For those fortunate enough to be healthy and well at home with more time on their hands than previously, we are also invited to reflect deeply and begin to think about how we might do things differently if we are fortunate enough to live through this species level rite of passage.

With so many young people stuck at home we now also have the opportunity to really reflect on what kind of education would really serve that generation in the world we are now in and the turbulent futures ahead.

Transcript of the video linked below:

Antoine Bonsorte: “How can we engage the adult population — not the ones who are already aware, but the people who are not, who think this is normal, this happened before in history, or this [climate change] is not true, or simply are busy getting on with their lives. What can help those parents to be more aware and to support this movement of the young generation?”

Daniel Wahl: “When I look at the rising impulse — both in Fridays For Future and Extinction Rebellion— then I think the most important work that is now urgently needed is to look at how we connect the story of ‘this is a crisis and we need to do something’ to the story of ‘there are people out there who for 40 or 50 years — and even indigenous wisdom that goes back millennia — that actually have answers to what we need to do.
----
GIVEN REQUEST 1
In the passage, shorten the paragraph beginning "With so many young people stuck at home" while keeping its main facts.
The passage and the listing that follows it are unrelated.

DATASET ROWS
----
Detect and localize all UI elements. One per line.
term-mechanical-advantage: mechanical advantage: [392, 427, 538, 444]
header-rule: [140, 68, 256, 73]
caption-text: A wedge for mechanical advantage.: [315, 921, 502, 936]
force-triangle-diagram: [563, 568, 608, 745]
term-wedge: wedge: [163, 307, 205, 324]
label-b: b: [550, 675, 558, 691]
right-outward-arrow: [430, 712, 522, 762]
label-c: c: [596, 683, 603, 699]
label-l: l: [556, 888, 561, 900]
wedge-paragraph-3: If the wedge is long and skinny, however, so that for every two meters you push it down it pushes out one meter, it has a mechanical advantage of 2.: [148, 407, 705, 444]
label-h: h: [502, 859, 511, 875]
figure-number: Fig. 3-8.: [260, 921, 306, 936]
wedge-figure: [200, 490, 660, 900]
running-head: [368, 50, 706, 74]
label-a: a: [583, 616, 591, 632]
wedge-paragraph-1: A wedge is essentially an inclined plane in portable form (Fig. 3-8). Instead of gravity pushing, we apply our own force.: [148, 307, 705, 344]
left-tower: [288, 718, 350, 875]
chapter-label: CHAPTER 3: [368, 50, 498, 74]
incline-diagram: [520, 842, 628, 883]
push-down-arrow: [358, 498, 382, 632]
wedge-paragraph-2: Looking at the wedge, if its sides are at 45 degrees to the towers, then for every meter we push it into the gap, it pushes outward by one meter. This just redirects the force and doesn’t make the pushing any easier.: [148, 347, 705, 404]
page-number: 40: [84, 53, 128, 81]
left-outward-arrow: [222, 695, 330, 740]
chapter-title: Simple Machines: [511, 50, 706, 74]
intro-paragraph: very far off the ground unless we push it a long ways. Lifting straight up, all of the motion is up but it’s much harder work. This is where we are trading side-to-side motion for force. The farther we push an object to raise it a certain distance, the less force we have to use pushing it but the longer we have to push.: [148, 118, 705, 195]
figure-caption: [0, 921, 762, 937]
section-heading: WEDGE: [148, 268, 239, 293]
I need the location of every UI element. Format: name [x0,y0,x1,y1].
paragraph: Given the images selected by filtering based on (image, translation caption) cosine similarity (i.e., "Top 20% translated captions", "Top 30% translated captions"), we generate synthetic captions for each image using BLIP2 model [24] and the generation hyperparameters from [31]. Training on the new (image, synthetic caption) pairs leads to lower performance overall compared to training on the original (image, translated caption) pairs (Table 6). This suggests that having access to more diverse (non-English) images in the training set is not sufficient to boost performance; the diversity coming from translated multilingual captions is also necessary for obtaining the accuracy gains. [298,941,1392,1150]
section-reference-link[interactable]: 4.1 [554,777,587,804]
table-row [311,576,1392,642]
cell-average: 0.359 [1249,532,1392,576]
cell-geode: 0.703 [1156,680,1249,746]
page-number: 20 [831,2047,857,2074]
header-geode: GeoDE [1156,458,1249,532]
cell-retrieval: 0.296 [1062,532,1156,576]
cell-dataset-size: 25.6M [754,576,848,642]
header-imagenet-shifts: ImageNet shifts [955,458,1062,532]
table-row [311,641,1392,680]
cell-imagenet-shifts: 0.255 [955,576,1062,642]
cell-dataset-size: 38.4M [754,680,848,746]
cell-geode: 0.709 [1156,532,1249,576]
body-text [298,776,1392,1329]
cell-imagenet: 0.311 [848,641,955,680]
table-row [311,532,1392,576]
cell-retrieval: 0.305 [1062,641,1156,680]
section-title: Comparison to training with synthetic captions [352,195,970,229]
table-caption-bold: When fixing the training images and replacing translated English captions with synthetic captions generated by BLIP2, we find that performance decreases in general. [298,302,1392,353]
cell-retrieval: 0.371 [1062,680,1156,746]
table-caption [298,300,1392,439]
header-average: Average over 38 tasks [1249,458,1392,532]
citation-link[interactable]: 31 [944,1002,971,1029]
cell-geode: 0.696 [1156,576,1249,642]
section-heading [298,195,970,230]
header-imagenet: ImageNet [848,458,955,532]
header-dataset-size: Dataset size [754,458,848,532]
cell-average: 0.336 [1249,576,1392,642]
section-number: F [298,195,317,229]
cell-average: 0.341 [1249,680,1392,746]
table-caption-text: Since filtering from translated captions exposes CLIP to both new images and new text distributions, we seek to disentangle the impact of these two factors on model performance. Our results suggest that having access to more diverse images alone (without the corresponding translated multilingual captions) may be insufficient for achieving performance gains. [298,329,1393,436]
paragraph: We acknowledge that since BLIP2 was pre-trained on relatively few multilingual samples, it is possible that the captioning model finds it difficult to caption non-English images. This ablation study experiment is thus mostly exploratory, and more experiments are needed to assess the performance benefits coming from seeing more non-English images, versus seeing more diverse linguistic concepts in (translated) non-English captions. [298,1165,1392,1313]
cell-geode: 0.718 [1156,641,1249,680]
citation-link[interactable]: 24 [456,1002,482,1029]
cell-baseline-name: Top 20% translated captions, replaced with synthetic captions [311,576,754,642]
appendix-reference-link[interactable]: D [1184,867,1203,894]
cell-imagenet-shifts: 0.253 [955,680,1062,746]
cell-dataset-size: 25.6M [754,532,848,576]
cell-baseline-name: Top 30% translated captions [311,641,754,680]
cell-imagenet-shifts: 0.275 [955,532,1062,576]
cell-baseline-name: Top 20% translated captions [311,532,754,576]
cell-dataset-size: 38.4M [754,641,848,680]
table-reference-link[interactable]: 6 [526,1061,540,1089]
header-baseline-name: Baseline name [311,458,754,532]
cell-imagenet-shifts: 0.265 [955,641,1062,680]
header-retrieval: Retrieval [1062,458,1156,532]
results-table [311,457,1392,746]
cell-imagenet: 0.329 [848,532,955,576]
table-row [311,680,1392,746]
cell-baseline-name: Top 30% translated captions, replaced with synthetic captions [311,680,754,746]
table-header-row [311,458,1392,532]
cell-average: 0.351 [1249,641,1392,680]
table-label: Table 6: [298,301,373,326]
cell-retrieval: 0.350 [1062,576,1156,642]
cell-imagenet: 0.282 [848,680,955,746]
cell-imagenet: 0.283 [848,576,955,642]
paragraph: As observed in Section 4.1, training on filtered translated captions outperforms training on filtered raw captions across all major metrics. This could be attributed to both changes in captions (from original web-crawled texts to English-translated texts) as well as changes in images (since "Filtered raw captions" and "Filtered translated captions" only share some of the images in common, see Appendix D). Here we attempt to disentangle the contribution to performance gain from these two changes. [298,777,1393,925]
----
GIVEN REQUEST 2
Express the listing, from its first line to the line with "force-triangle-diagram: [563, 568, 608, 745]", as a numbered list, omitting any blank lines.

COMPLETE ANSWER 1
With many young people at home, we can now consider what education would truly serve that generation in today's world and its turbulent futures.

COMPLETE ANSWER 2
1. Detect and localize all UI elements. One per line.
2. term-mechanical-advantage: mechanical advantage: [392, 427, 538, 444]
3. header-rule: [140, 68, 256, 73]
4. caption-text: A wedge for mechanical advantage.: [315, 921, 502, 936]
5. force-triangle-diagram: [563, 568, 608, 745]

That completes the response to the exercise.